TASK BRIEF: Give the number of lines in the records below that include "Primorsko", and nothing more.

━━ EXCERPTED RECORDS

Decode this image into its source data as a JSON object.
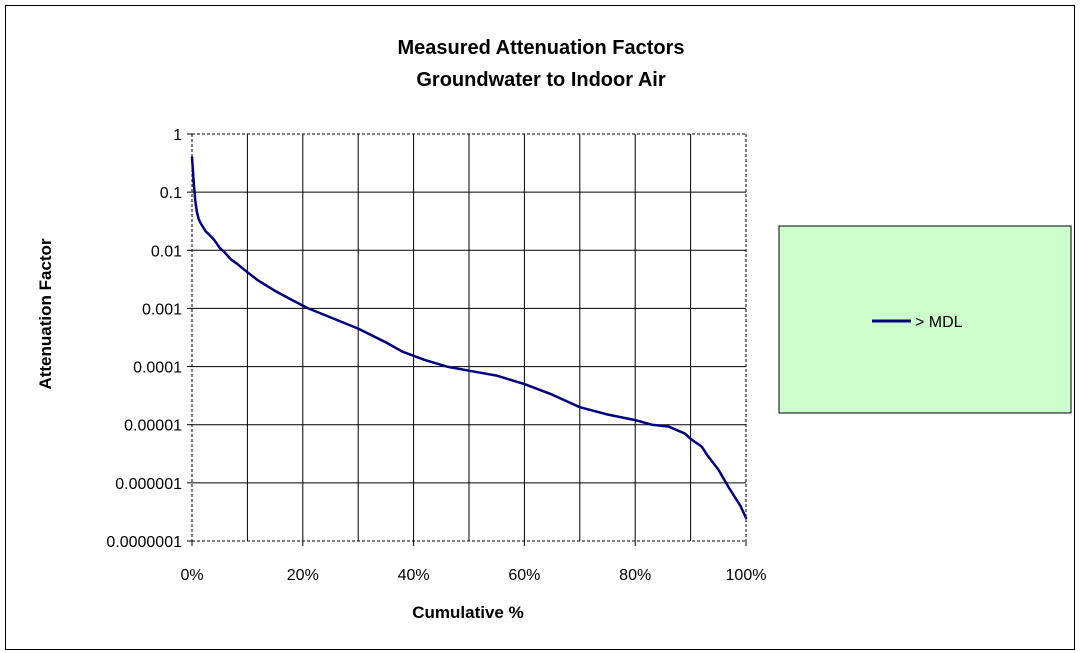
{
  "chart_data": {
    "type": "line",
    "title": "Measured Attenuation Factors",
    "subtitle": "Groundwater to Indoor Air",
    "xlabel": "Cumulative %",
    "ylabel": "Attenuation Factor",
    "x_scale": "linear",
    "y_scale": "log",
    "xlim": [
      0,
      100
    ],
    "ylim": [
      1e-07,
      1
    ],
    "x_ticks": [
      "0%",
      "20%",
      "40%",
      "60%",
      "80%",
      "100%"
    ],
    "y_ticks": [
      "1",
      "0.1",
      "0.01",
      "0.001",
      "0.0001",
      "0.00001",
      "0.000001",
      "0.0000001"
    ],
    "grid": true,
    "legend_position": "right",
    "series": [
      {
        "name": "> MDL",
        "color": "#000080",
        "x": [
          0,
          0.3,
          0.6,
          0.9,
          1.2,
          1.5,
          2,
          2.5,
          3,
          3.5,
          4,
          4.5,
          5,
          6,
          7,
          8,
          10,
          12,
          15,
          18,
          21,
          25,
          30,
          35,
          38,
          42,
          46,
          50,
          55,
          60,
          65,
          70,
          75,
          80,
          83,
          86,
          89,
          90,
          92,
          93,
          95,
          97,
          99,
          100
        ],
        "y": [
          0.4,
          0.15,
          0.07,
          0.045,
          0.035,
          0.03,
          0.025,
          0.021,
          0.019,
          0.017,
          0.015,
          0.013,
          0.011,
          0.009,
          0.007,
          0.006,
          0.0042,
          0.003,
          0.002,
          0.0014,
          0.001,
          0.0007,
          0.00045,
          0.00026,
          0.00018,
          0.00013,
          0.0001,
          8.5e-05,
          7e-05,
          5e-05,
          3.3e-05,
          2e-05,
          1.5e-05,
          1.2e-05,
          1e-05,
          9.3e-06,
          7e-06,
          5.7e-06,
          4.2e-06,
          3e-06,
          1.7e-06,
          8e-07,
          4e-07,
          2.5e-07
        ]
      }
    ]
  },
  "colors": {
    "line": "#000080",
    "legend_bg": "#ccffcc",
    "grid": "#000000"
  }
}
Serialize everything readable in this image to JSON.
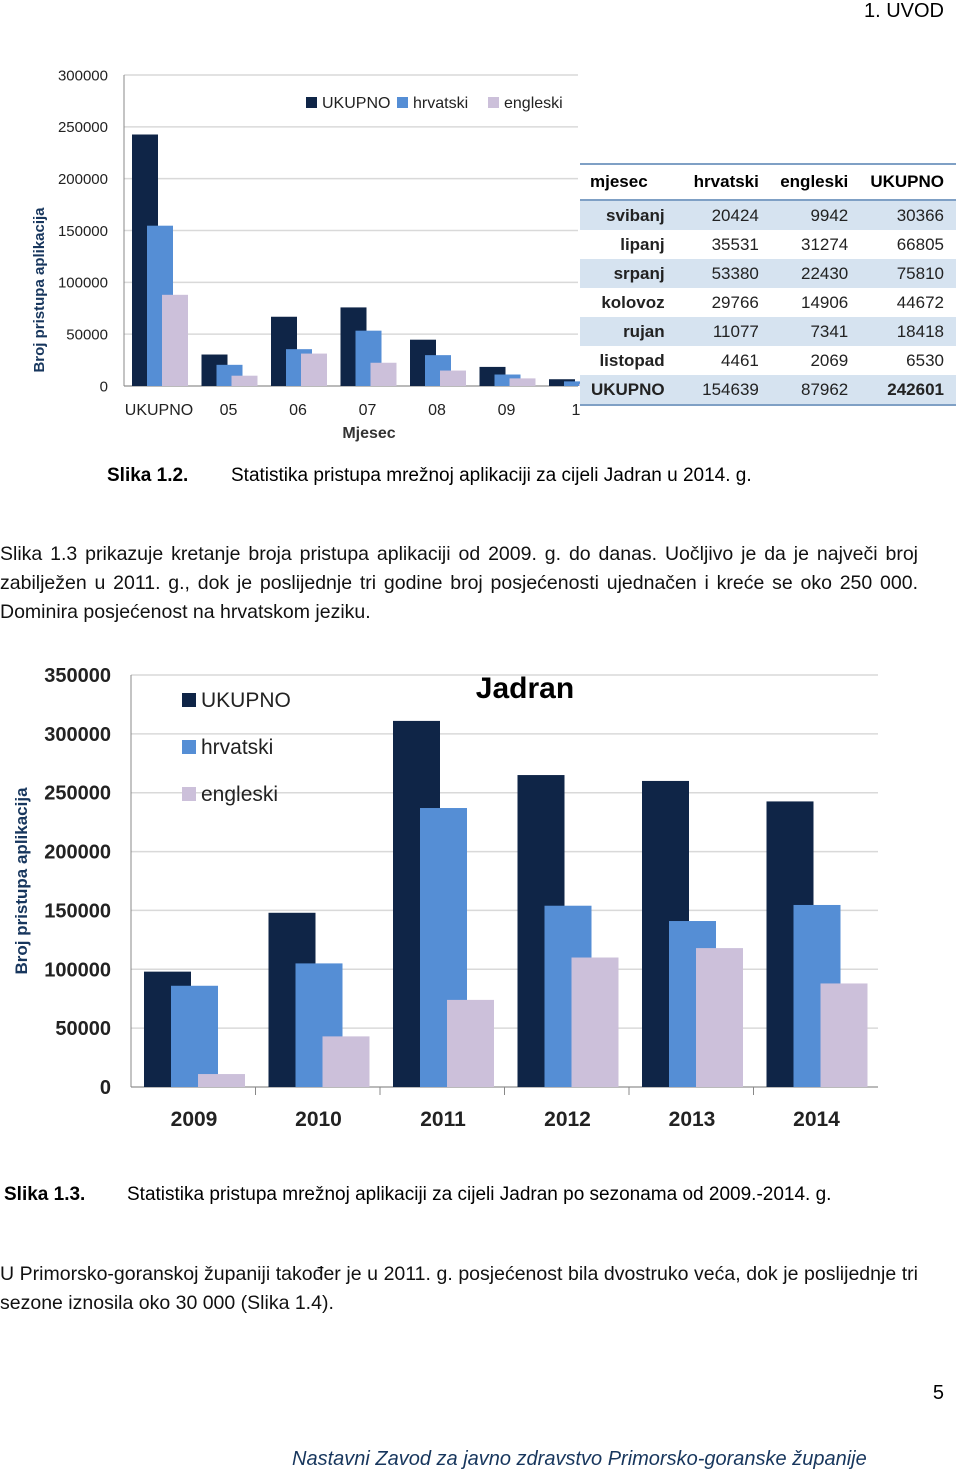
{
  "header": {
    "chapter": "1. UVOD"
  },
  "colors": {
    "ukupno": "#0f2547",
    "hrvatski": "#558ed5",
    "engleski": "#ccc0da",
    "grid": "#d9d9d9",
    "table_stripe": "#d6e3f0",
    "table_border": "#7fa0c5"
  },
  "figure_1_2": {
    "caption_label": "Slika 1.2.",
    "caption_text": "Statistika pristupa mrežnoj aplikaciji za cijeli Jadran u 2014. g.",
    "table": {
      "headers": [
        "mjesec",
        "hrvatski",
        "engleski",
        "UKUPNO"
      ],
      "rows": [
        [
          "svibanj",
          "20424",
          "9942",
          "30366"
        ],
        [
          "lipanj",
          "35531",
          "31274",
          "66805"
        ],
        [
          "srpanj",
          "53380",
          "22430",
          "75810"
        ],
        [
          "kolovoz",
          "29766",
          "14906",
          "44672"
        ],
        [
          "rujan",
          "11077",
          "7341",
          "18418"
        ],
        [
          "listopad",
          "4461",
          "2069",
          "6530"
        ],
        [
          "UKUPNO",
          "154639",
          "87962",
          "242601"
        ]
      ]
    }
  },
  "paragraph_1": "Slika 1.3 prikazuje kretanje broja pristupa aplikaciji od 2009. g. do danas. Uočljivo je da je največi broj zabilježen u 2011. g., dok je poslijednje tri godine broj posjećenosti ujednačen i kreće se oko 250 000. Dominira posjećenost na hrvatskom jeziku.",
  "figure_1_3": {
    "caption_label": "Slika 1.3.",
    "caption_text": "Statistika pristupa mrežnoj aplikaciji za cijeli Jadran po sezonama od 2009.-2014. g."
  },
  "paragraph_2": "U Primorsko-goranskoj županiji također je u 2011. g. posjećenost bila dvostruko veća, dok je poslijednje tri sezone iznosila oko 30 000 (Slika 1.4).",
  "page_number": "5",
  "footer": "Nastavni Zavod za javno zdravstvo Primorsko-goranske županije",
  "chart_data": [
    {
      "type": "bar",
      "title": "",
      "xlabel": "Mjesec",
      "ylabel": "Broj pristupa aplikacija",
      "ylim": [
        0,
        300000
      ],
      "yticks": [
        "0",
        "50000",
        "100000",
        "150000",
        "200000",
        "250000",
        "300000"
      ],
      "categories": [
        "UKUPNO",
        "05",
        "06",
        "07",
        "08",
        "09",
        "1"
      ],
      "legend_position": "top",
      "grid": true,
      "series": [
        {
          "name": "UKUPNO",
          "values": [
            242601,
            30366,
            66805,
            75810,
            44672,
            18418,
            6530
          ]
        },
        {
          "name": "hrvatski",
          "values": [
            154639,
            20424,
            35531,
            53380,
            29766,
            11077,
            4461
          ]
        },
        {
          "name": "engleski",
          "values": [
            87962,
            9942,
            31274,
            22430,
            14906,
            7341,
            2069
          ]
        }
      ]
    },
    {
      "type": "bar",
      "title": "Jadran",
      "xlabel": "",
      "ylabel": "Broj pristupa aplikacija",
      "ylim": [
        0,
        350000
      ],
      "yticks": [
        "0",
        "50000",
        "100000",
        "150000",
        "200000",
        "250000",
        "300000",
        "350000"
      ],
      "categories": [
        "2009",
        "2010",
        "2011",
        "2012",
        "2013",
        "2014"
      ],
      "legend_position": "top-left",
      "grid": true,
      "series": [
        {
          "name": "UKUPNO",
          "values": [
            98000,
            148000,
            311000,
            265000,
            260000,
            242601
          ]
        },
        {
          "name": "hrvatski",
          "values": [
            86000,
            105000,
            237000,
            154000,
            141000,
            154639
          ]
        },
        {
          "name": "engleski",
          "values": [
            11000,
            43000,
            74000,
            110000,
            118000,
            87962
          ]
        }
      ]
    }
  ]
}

━━━━

WRITTEN REPLY: 2